Rewrite all of the records below as a numbered list, leaving out any blank lines.

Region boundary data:
※ ※ ※
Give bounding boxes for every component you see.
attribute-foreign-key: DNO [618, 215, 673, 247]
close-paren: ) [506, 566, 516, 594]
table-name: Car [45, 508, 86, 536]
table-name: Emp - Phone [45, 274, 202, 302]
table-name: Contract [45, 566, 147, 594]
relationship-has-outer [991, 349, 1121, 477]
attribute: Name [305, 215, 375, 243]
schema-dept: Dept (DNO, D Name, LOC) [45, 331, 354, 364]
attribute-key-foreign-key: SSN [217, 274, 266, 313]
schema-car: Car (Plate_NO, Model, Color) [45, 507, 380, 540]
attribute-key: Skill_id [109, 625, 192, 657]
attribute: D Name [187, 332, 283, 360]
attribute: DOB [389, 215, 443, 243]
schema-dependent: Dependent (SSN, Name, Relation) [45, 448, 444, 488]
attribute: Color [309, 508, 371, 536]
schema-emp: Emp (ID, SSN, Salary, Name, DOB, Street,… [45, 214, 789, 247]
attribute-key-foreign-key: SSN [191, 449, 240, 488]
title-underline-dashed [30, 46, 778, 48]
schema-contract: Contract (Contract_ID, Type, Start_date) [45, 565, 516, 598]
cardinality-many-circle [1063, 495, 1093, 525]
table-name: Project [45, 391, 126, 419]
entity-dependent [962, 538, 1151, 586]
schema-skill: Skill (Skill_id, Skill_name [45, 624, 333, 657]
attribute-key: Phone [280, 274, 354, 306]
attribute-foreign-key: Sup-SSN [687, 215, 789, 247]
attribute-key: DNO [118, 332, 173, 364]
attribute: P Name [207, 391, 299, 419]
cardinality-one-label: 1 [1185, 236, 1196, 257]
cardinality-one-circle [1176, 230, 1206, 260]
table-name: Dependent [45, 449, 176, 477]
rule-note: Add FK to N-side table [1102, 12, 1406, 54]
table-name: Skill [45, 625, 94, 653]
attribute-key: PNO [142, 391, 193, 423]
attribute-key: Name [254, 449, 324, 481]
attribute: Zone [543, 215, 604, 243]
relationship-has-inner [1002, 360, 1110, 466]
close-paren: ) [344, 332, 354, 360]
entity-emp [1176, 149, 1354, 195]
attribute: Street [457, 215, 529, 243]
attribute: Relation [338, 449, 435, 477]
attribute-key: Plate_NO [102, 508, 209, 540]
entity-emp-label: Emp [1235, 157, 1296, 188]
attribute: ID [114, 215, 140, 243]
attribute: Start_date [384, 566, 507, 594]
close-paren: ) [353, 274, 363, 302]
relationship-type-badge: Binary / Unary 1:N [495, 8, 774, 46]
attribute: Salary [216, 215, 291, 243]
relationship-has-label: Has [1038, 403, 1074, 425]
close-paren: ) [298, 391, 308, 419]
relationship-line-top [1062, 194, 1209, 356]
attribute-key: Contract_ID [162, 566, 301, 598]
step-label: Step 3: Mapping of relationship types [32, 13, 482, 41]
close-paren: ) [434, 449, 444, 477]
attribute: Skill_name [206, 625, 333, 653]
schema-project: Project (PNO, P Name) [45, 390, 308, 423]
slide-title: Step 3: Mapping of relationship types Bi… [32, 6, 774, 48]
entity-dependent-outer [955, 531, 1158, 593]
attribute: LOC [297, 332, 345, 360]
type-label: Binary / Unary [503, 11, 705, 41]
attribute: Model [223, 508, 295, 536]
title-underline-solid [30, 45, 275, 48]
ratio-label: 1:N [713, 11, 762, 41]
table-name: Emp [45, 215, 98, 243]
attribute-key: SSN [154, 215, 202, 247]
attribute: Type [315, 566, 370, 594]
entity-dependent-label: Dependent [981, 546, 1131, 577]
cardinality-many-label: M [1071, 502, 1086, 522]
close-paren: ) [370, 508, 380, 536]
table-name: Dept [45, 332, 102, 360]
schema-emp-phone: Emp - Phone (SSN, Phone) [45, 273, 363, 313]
※ ※ ※
● **REPLY TO THE TASK**
1. Give bounding boxes for every component you see.
2. attribute-foreign-key: DNO [618, 215, 673, 247]
3. close-paren: ) [506, 566, 516, 594]
4. table-name: Car [45, 508, 86, 536]
5. table-name: Emp - Phone [45, 274, 202, 302]
6. table-name: Contract [45, 566, 147, 594]
7. relationship-has-outer [991, 349, 1121, 477]
8. attribute: Name [305, 215, 375, 243]
9. schema-dept: Dept (DNO, D Name, LOC) [45, 331, 354, 364]
10. attribute-key-foreign-key: SSN [217, 274, 266, 313]
11. schema-car: Car (Plate_NO, Model, Color) [45, 507, 380, 540]
12. attribute-key: Skill_id [109, 625, 192, 657]
13. attribute: D Name [187, 332, 283, 360]
14. attribute: DOB [389, 215, 443, 243]
15. schema-dependent: Dependent (SSN, Name, Relation) [45, 448, 444, 488]
16. attribute: Color [309, 508, 371, 536]
17. schema-emp: Emp (ID, SSN, Salary, Name, DOB, Street,… [45, 214, 789, 247]
18. attribute-key-foreign-key: SSN [191, 449, 240, 488]
19. title-underline-dashed [30, 46, 778, 48]
20. schema-contract: Contract (Contract_ID, Type, Start_date) [45, 565, 516, 598]
21. cardinality-many-circle [1063, 495, 1093, 525]
22. table-name: Project [45, 391, 126, 419]
23. entity-dependent [962, 538, 1151, 586]
24. schema-skill: Skill (Skill_id, Skill_name [45, 624, 333, 657]
25. attribute-key: Phone [280, 274, 354, 306]
26. attribute-foreign-key: Sup-SSN [687, 215, 789, 247]
27. attribute-key: DNO [118, 332, 173, 364]
28. attribute: P Name [207, 391, 299, 419]
29. cardinality-one-label: 1 [1185, 236, 1196, 257]
30. cardinality-one-circle [1176, 230, 1206, 260]
31. table-name: Dependent [45, 449, 176, 477]
32. rule-note: Add FK to N-side table [1102, 12, 1406, 54]
33. table-name: Skill [45, 625, 94, 653]
34. attribute-key: PNO [142, 391, 193, 423]
35. attribute-key: Name [254, 449, 324, 481]
36. attribute: Zone [543, 215, 604, 243]
37. relationship-has-inner [1002, 360, 1110, 466]
38. close-paren: ) [344, 332, 354, 360]
39. entity-emp [1176, 149, 1354, 195]
40. attribute: Street [457, 215, 529, 243]
41. attribute: Relation [338, 449, 435, 477]
42. attribute-key: Plate_NO [102, 508, 209, 540]
43. entity-emp-label: Emp [1235, 157, 1296, 188]
44. attribute: ID [114, 215, 140, 243]
45. attribute: Start_date [384, 566, 507, 594]
46. close-paren: ) [353, 274, 363, 302]
47. relationship-type-badge: Binary / Unary 1:N [495, 8, 774, 46]
48. attribute: Salary [216, 215, 291, 243]
49. relationship-has-label: Has [1038, 403, 1074, 425]
50. close-paren: ) [298, 391, 308, 419]
51. relationship-line-top [1062, 194, 1209, 356]
52. attribute-key: Contract_ID [162, 566, 301, 598]
53. step-label: Step 3: Mapping of relationship types [32, 13, 482, 41]
54. close-paren: ) [434, 449, 444, 477]
55. attribute: Skill_name [206, 625, 333, 653]
56. schema-project: Project (PNO, P Name) [45, 390, 308, 423]
57. slide-title: Step 3: Mapping of relationship types Bi… [32, 6, 774, 48]
58. entity-dependent-outer [955, 531, 1158, 593]
59. attribute: LOC [297, 332, 345, 360]
60. type-label: Binary / Unary [503, 11, 705, 41]
61. attribute: Model [223, 508, 295, 536]
62. title-underline-solid [30, 45, 275, 48]
63. ratio-label: 1:N [713, 11, 762, 41]
64. table-name: Emp [45, 215, 98, 243]
65. attribute-key: SSN [154, 215, 202, 247]
66. attribute: Type [315, 566, 370, 594]
67. entity-dependent-label: Dependent [981, 546, 1131, 577]
68. cardinality-many-label: M [1071, 502, 1086, 522]
69. close-paren: ) [370, 508, 380, 536]
70. table-name: Dept [45, 332, 102, 360]
71. schema-emp-phone: Emp - Phone (SSN, Phone) [45, 273, 363, 313]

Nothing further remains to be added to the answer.